| Task requirements |
Search the entries below. Return every line that has "logs" in it.
━━━━━━━━━━━━━━━━
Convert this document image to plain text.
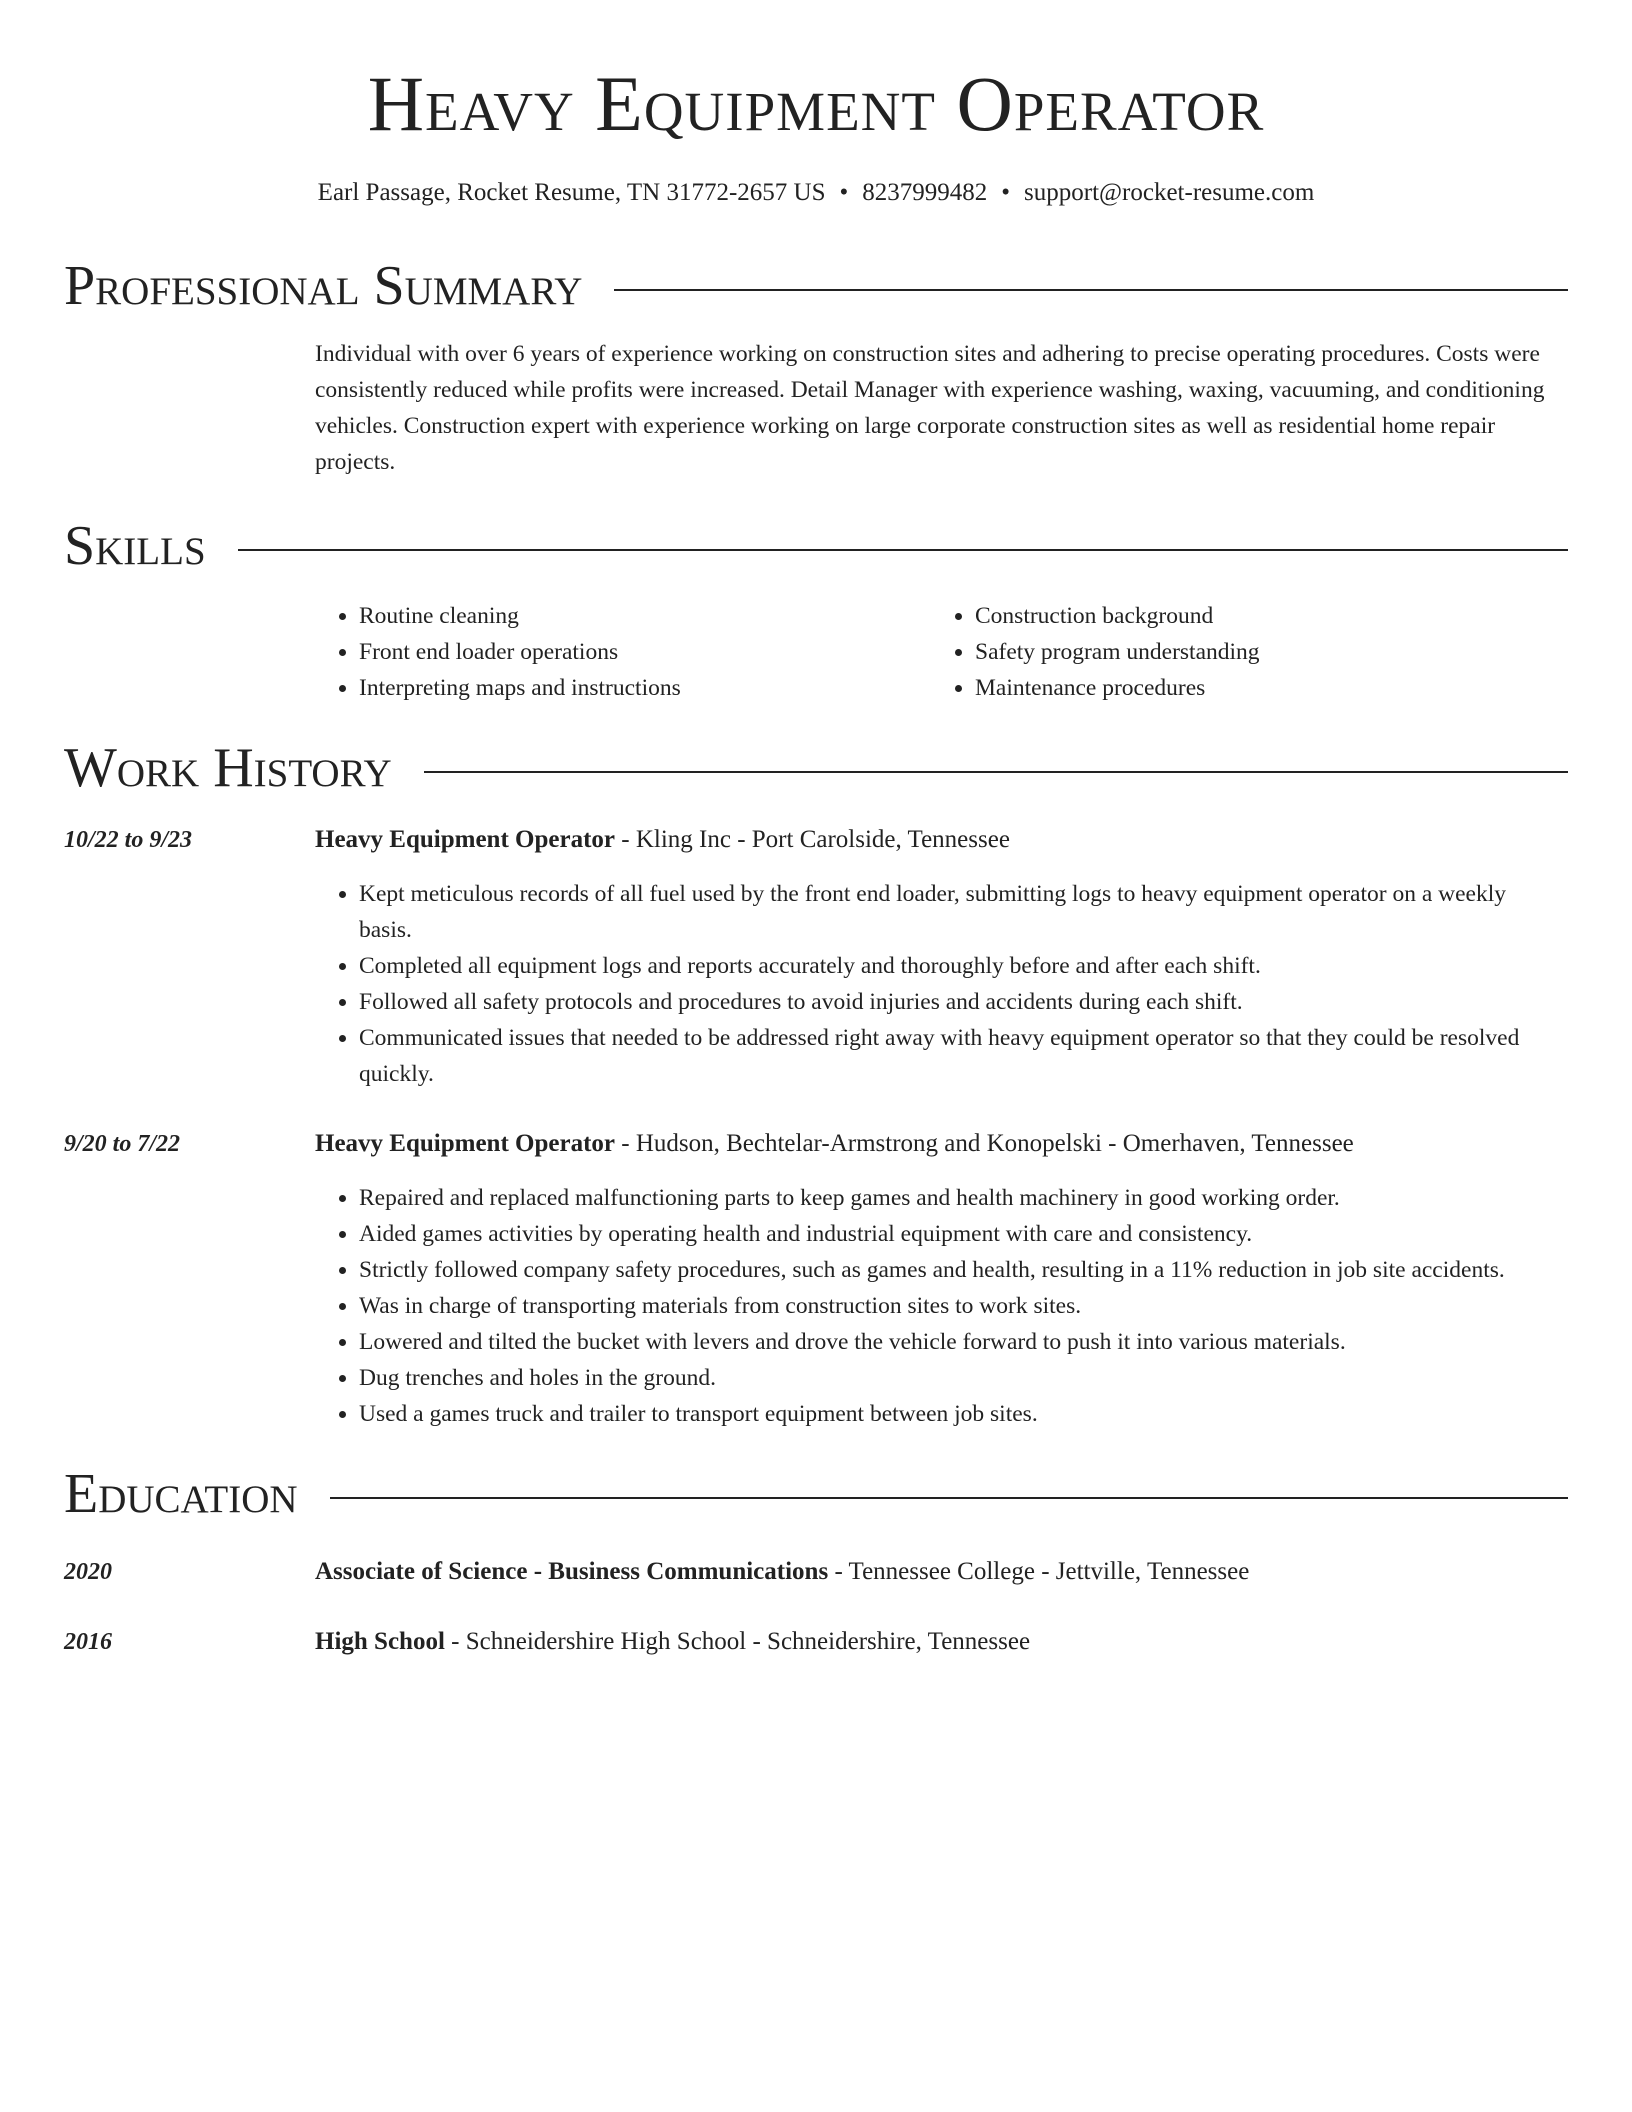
Heavy Equipment Operator
Earl Passage, Rocket Resume, TN 31772-2657 US • 8237999482 • support@rocket-resume.com
Professional Summary
Individual with over 6 years of experience working on construction sites and adhering to precise operating procedures. Costs were consistently reduced while profits were increased. Detail Manager with experience washing, waxing, vacuuming, and conditioning vehicles. Construction expert with experience working on large corporate construction sites as well as residential home repair projects.
Skills
• Routine cleaning
• Front end loader operations
• Interpreting maps and instructions
• Construction background
• Safety program understanding
• Maintenance procedures
Work History
10/22 to 9/23	Heavy Equipment Operator - Kling Inc - Port Carolside, Tennessee
• Kept meticulous records of all fuel used by the front end loader, submitting logs to heavy equipment operator on a weekly basis.
• Completed all equipment logs and reports accurately and thoroughly before and after each shift.
• Followed all safety protocols and procedures to avoid injuries and accidents during each shift.
• Communicated issues that needed to be addressed right away with heavy equipment operator so that they could be resolved quickly.
9/20 to 7/22	Heavy Equipment Operator - Hudson, Bechtelar-Armstrong and Konopelski - Omerhaven, Tennessee
• Repaired and replaced malfunctioning parts to keep games and health machinery in good working order.
• Aided games activities by operating health and industrial equipment with care and consistency.
• Strictly followed company safety procedures, such as games and health, resulting in a 11% reduction in job site accidents.
• Was in charge of transporting materials from construction sites to work sites.
• Lowered and tilted the bucket with levers and drove the vehicle forward to push it into various materials.
• Dug trenches and holes in the ground.
• Used a games truck and trailer to transport equipment between job sites.
Education
2020	Associate of Science - Business Communications - Tennessee College - Jettville, Tennessee
2016	High School - Schneidershire High School - Schneidershire, Tennessee
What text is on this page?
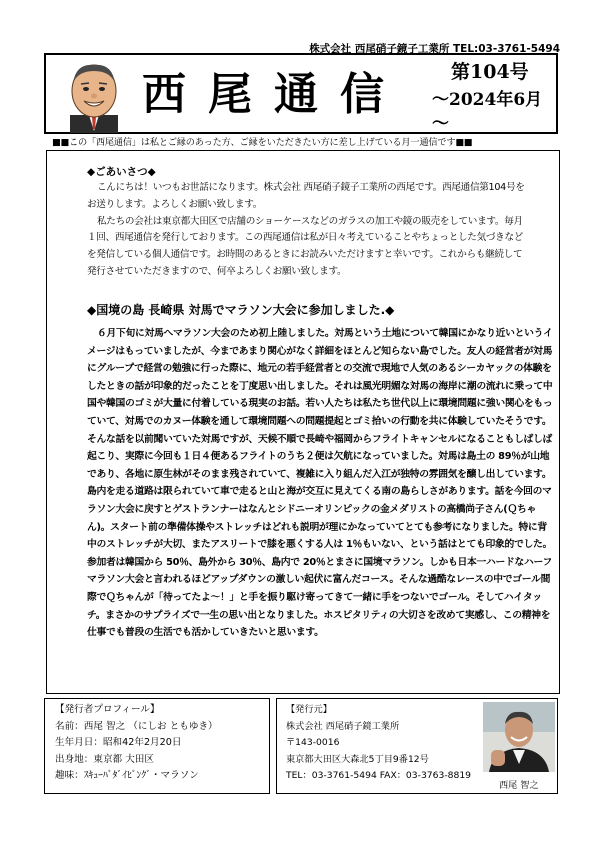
株式会社 西尾硝子鏡子工業所 TEL:03-3761-5494
西尾通信 第104号
～2024年6月～
■■この「西尾通信」は私とご縁のあった方、ご縁をいただきたい方に差し上げている月一通信です■■
◆ごあいさつ◆

こんにちは！いつもお世話になります。株式会社 西尾硝子鏡子工業所の西尾です。西尾通信第104号をお送りします。よろしくお願い致します。

私たちの会社は東京都大田区で店舗のショーケースなどのガラスの加工や鏡の販売をしています。毎月１回、西尾通信を発行しております。この西尾通信は私が日々考えていることやちょっとした気づきなどを発信している個人通信です。お時間のあるときにお読みいただけますと幸いです。これからも継続して発行させていただきますので、何卒よろしくお願い致します。

◆国境の島 長崎県 対馬でマラソン大会に参加しました.◆

６月下旬に対馬へマラソン大会のため初上陸しました。対馬という土地について韓国にかなり近いというイメージはもっていましたが、今まであまり関心がなく詳細をほとんど知らない島でした。友人の経営者が対馬にグループで経営の勉強に行った際に、地元の若手経営者との交流で現地で人気のあるシーカヤックの体験をしたときの話が印象的だったことを丁度思い出しました。それは風光明媚な対馬の海岸に潮の流れに乗って中国や韓国のゴミが大量に付着している現実のお話。若い人たちは私たち世代以上に環境問題に強い関心をもっていて、対馬でのカヌー体験を通して環境問題への問題提起とゴミ拾いの行動を共に体験していたそうです。

そんな話を以前聞いていた対馬ですが、天候不順で長崎や福岡からフライトキャンセルになることもしばしば起こり、実際に今回も１日４便あるフライトのうち２便は欠航になっていました。対馬は島土の 89％が山地であり、各地に原生林がそのまま残されていて、複雑に入り組んだ入江が独特の雰囲気を醸し出しています。島内を走る道路は限られていて車で走ると山と海が交互に見えてくる南の島らしさがあります。話を今回のマラソン大会に戻すとゲストランナーはなんとシドニーオリンピックの金メダリストの高橋尚子さん(Ｑちゃん)。スタート前の準備体操やストレッチはどれも説明が理にかなっていてとても参考になりました。特に背中のストレッチが大切、またアスリートで膝を悪くする人は 1％もいない、という話はとても印象的でした。参加者は韓国から 50％、島外から 30％、島内で 20％とまさに国境マラソン。しかも日本一ハードなハーフマラソン大会と言われるほどアップダウンの激しい起伏に富んだコース。そんな過酷なレースの中でゴール間際でＱちゃんが「待ってたよ～！」と手を振り駆け寄ってきて一緒に手をつないでゴール。そしてハイタッチ。まさかのサプライズで一生の思い出となりました。ホスピタリティの大切さを改めて実感し、この精神を仕事でも普段の生活でも活かしていきたいと思います。

【発行者プロフィール】
名前：西尾 智之 （にしお ともゆき）
生年月日：昭和42年2月20日
出身地：東京都 大田区
趣味：ｽｷｭｰﾊﾞﾀﾞｲﾋﾞﾝｸﾞ・マラソン
【発行元】
株式会社 西尾硝子鏡工業所
〒143-0016
東京都大田区大森北5丁目9番12号
TEL：03-3761-5494 FAX：03-3763-8819
西尾 智之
━━━━━━━━━━━━━━━━
| Correct result |
• Kept meticulous records of all fuel used by the front end loader, submitting logs to heavy equipment operator on a weekly basis.
• Completed all equipment logs and reports accurately and thoroughly before and after each shift.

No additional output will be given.